Stated exercise: Pick out the lines below that include the string "Please".

--- start of Data excerpts ---

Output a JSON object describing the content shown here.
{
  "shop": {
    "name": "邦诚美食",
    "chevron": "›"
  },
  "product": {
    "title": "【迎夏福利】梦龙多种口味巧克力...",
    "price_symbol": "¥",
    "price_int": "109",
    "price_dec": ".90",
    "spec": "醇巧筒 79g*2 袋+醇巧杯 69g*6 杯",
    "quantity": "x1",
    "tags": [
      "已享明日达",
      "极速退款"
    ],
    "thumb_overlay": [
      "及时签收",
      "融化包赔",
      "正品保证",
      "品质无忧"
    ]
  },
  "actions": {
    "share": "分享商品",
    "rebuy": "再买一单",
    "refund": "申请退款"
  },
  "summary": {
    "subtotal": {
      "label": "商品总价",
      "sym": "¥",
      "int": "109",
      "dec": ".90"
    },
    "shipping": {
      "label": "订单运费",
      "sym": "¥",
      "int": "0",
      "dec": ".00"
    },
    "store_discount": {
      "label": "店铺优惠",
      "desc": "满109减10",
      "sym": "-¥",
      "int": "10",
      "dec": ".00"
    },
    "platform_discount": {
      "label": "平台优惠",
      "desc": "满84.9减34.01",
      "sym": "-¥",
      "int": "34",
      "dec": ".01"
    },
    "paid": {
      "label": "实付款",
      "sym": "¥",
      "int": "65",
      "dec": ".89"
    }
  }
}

--- end of Data excerpts ---
--- start of Data excerpts ---

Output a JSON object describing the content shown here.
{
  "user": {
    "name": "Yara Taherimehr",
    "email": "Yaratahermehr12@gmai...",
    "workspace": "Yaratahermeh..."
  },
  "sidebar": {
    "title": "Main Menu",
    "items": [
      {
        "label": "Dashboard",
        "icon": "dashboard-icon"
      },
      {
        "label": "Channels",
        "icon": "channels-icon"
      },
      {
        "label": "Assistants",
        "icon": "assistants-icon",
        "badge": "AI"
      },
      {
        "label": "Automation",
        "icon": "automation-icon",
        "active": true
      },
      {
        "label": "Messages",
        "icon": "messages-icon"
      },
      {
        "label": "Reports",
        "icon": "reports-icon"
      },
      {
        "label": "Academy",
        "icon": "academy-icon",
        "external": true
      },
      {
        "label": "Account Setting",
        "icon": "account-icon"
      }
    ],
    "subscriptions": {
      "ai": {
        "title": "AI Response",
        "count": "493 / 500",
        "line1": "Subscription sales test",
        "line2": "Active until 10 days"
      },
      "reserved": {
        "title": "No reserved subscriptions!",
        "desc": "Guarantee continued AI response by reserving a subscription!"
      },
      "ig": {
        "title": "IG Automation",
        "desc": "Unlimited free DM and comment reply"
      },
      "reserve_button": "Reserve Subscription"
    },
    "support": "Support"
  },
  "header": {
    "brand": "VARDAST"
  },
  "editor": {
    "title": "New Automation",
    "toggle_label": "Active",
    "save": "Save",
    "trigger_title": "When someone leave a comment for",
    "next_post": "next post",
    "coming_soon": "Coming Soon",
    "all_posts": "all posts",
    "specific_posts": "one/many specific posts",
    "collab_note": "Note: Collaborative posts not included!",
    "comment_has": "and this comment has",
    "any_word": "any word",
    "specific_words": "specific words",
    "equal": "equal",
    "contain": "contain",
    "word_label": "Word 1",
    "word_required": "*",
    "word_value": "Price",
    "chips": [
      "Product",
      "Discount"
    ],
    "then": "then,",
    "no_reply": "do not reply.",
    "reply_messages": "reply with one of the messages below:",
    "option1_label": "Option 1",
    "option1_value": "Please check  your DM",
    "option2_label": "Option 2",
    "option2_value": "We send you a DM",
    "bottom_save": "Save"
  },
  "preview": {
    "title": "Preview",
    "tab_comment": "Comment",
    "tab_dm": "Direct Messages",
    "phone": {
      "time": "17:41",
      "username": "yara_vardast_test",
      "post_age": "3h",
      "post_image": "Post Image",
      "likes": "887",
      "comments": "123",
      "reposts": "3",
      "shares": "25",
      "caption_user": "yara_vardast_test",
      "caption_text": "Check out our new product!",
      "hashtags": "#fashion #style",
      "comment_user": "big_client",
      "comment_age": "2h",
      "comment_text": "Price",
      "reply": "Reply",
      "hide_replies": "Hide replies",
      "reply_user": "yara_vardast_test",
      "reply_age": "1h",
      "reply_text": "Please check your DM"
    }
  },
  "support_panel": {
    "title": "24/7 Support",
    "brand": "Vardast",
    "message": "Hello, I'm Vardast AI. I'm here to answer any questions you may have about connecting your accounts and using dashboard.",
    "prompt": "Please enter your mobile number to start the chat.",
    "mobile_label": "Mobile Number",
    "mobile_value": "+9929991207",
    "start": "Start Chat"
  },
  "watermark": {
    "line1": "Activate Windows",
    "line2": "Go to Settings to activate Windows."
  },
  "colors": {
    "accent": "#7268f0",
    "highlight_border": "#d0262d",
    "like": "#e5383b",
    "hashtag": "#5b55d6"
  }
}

--- end of Data excerpts ---
--- start of Data excerpts ---

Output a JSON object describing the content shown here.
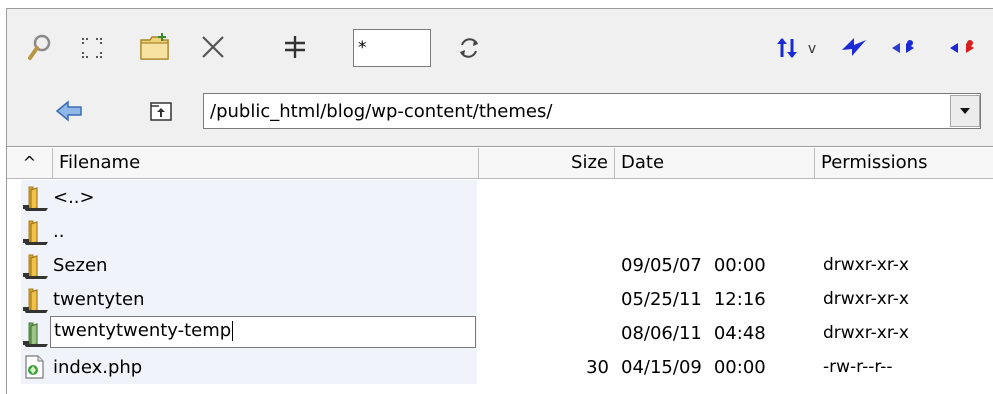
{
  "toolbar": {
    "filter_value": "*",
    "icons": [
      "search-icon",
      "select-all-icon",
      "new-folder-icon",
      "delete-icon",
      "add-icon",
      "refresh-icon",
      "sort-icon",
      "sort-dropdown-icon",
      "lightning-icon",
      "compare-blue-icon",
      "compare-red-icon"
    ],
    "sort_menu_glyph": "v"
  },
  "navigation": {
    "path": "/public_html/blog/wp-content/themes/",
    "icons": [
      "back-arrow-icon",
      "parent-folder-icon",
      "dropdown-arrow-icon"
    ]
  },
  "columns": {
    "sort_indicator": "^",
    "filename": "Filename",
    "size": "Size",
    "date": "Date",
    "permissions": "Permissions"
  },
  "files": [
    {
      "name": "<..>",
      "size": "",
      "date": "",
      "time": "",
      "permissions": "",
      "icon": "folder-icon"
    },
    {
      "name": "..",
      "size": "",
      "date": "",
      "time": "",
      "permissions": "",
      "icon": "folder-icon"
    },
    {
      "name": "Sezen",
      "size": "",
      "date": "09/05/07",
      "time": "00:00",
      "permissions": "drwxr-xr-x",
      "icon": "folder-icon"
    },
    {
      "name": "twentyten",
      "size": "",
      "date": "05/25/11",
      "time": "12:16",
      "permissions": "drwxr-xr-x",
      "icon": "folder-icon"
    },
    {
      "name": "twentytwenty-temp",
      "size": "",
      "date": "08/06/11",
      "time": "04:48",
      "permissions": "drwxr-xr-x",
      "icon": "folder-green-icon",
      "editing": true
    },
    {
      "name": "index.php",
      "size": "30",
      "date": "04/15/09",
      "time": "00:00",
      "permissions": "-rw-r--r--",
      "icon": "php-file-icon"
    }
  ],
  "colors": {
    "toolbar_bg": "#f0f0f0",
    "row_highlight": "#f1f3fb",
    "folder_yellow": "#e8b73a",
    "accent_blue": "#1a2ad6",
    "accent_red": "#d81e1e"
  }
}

--- end of Data excerpts ---

Problem solution:
    "option1_value": "Please check  your DM",
      "reply_text": "Please check your DM"
    "prompt": "Please enter your mobile number to start the chat.",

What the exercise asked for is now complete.